Activities:
1. Rewrite part of the grading text, starting at the words "Letter GradeMarksGrade PointInterpretation" and ending after "student’s academic program.", and put "enrolled" in place of "registered".
2. Based on the grading and examination text, decide whether each statement is true. Answer yes or no and quote the words that decide it.
(a) Grade E counts as a pass grade.
(b) The Theology Three examination is mainly oral.
(c) The FGPA is calculated up to the end of the first three years of Theological studies.
3. According to the grading and examination text, why might a student who fails the comprehensive examination be asked to repeat the third year of Theology? Answer in one to three sentences.

Source passage:
============================================================

Letter GradeMarksGrade PointInterpretation
B+75-793.5Very Good
C+65-692.5Fairly Good
D+55-591.5Below Average
D50-541.0Marginal Pass
  1. Grade Point (GP): Each Grade is assigned an equivalent grade point as indicated above. The number of (grade) points earned by a student, for each course completed, is computed as the product of the number of credits for the course and the grade point equivalent letter of the grade obtained in that course.
  2. Cumulative Grade Point Average (CGPA): The student’s cumulative grade point average is calculated by dividing the total number of grade points obtained, up to any specified time, by the total number for credits of all courses for which the student has registered up to that time. 
  3. Final Grade Point Average (FGPA): The FGPA is the CGPA for all courses under consideration calculated up to the end of a student’s academic program.
  4. Definition of Grades: Pass Grades: Grades A to D constitute Pass grades while E and F constitute failure grades.

Students’ knowledge in Theology would be tested in Theology Three (3) to ascertain the soundness of their Theology after the first three years of Theological studies. This would mainly be an oral examination with a panel of lecturers. A student who fails in this comprehensive examination may incur one or two or all of the following;

  1. May not be recommended for Pastoral year
  2. May be asked to repeat the third year of Theology to enable him assimilate the Theological courses properly.
  3. May not be admitted to the Urbaniana University program in Theology Four (4).

============================================================

Supplied material:

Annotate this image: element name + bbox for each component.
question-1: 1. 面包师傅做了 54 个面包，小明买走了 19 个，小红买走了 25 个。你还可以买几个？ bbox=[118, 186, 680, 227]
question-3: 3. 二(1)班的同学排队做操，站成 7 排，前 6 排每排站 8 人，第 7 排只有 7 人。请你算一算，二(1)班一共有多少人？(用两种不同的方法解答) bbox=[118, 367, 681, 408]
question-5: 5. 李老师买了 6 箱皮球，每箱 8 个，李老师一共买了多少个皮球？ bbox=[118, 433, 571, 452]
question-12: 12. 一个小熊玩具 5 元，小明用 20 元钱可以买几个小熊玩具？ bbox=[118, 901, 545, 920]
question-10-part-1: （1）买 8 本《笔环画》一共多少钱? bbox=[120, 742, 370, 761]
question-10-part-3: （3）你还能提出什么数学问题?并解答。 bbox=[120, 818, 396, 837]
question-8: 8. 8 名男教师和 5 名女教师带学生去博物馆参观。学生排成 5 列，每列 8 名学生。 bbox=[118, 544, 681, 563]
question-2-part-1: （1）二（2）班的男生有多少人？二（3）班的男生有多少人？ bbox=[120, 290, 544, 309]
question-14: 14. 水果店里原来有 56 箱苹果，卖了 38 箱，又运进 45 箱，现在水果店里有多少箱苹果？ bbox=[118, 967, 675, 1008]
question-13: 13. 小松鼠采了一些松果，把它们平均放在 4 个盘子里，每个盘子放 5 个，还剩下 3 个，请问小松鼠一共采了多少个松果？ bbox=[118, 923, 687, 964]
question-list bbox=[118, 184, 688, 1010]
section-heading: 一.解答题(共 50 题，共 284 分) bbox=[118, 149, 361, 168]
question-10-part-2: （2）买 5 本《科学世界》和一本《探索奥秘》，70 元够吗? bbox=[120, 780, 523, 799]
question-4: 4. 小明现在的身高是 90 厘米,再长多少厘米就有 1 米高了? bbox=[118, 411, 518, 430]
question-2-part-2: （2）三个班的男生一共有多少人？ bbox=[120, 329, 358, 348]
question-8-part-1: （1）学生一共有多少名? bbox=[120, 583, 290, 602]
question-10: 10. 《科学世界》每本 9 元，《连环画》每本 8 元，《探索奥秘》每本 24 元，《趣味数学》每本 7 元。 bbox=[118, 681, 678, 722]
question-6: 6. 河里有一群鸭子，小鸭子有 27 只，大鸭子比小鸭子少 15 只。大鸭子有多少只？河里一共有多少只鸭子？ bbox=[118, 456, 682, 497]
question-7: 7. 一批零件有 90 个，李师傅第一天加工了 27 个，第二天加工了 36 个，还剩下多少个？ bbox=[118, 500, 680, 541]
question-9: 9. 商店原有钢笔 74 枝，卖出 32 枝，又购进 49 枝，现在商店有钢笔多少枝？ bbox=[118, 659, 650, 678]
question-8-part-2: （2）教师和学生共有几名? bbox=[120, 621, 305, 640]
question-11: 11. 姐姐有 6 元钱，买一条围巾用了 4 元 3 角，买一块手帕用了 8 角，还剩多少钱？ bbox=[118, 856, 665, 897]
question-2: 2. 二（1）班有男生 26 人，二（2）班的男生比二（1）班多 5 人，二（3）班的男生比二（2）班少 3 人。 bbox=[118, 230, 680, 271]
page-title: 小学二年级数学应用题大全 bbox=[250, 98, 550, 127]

============================================================

Exercise responses:
1.
Letter GradeMarksGrade PointInterpretation
B+75-793.5Very Good
C+65-692.5Fairly Good
D+55-591.5Below Average
D50-541.0Marginal Pass
  1. Grade Point (GP): Each Grade is assigned an equivalent grade point as indicated above. The number of (grade) points earned by a student, for each course completed, is computed as the product of the number of credits for the course and the grade point equivalent letter of the grade obtained in that course.
  2. Cumulative Grade Point Average (CGPA): The student’s cumulative grade point average is calculated by dividing the total number of grade points obtained, up to any specified time, by the total number for credits of all courses for which the student has enrolled up to that time. 
  3. Final Grade Point Average (FGPA): The FGPA is the CGPA for all courses under consideration calculated up to the end of a student’s academic program.

2.
(a) No: "Grades A to D constitute Pass grades while E and F constitute failure grades."
(b) Yes: "This would mainly be an oral examination with a panel of lecturers."
(c) No: "calculated up to the end of a student’s academic program."

3. The repeat year is meant to let the student assimilate the Theological courses properly.